> **Data section**
══════

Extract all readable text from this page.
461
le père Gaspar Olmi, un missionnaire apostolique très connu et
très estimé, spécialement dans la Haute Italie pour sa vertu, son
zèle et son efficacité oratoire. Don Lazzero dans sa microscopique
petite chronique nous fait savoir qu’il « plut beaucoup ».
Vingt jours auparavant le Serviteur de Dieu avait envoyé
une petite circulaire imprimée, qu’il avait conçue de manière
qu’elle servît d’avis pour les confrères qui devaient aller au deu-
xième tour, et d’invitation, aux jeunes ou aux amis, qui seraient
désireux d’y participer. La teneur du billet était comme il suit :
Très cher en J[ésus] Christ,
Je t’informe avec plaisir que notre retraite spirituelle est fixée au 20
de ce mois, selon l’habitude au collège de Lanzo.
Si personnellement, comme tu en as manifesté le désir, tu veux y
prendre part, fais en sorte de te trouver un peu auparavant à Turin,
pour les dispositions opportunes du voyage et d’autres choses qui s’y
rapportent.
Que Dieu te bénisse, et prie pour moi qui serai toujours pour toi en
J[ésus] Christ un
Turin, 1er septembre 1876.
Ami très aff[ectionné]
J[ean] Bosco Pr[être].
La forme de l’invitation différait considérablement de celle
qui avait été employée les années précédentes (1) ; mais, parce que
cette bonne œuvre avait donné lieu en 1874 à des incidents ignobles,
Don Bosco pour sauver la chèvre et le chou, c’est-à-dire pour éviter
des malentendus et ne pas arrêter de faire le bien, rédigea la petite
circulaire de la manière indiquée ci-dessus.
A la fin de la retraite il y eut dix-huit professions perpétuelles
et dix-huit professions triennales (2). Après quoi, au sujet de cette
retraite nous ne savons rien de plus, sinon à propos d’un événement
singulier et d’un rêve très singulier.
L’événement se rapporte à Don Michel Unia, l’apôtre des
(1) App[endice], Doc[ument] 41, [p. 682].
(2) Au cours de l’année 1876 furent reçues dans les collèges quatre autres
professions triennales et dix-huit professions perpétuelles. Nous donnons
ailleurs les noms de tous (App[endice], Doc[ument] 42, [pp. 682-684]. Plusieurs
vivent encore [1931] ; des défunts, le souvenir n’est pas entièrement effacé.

══════

> **Task statement**
Pick out every line with the string "invitation" and copy it.

> **Result of this task**
xième tour, et d’invitation, aux jeunes ou aux amis, qui seraient
La forme de l’invitation différait considérablement de celle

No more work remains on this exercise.